:: WHAT YOU ARE ASKED TO DO ::
Copy out each line of the data that holds the word "color".

:: EXERCISE DATA ::

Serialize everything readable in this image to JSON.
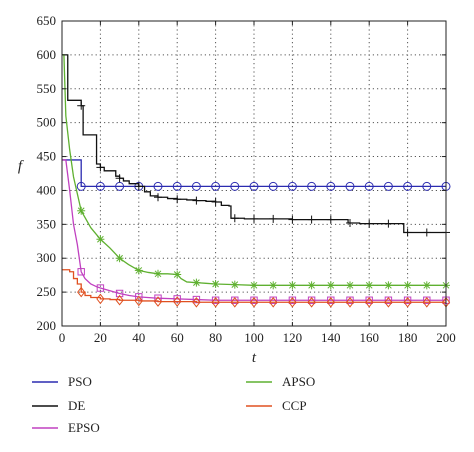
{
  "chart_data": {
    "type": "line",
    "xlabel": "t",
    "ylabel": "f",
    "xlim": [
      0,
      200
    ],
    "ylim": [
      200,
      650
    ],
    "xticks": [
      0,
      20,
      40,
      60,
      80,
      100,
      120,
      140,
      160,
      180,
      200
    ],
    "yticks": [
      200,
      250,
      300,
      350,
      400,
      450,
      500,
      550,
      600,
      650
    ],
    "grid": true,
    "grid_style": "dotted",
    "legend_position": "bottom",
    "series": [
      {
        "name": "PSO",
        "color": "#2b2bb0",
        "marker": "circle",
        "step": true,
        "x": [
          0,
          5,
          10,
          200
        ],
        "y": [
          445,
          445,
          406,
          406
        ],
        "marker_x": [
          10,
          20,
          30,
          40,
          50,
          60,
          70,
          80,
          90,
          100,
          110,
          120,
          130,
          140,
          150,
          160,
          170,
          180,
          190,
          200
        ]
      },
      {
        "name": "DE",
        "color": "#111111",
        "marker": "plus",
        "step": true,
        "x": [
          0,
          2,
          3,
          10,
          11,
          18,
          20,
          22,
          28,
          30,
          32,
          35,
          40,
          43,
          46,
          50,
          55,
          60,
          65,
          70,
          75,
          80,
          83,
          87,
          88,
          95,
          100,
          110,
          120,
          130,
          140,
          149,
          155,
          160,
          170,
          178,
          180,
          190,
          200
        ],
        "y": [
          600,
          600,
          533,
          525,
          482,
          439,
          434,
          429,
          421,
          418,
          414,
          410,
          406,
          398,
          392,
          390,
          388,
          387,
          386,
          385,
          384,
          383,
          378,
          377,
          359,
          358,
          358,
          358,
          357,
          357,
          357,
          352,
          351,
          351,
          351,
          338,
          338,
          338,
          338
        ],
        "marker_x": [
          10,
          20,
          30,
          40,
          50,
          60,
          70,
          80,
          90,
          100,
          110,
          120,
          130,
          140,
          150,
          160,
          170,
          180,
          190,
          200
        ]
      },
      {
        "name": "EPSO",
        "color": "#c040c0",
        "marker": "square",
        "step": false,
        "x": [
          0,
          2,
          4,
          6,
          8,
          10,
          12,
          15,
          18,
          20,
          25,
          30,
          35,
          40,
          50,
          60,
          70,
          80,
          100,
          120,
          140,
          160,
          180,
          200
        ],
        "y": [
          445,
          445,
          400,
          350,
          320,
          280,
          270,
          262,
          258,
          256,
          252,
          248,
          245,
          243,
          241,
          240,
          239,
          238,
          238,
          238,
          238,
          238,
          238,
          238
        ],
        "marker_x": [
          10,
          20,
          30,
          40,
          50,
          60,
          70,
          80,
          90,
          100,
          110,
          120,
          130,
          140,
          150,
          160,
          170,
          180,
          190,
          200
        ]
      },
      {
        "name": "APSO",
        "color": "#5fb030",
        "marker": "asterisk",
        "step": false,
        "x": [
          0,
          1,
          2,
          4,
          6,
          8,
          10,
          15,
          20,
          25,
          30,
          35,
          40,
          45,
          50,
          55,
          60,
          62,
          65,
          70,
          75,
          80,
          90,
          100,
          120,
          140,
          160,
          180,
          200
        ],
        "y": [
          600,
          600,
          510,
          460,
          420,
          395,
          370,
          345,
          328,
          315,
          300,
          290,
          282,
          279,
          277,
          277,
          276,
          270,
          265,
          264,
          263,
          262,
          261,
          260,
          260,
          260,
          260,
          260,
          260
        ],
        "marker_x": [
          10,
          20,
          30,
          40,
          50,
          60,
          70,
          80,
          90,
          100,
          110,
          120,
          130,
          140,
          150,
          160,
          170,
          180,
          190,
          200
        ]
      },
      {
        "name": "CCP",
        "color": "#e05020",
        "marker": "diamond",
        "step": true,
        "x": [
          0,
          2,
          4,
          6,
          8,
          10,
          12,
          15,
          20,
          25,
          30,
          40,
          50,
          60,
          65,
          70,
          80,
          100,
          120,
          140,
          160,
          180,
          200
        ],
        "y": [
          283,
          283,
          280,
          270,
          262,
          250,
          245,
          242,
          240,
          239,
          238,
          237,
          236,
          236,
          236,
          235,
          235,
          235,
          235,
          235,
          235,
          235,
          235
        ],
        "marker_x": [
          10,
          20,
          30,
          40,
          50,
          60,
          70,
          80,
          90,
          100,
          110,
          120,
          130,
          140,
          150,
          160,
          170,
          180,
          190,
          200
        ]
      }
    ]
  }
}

:: TASK ANSWER ::
        "color": "#2b2bb0",
        "color": "#111111",
        "color": "#c040c0",
        "color": "#5fb030",
        "color": "#e05020",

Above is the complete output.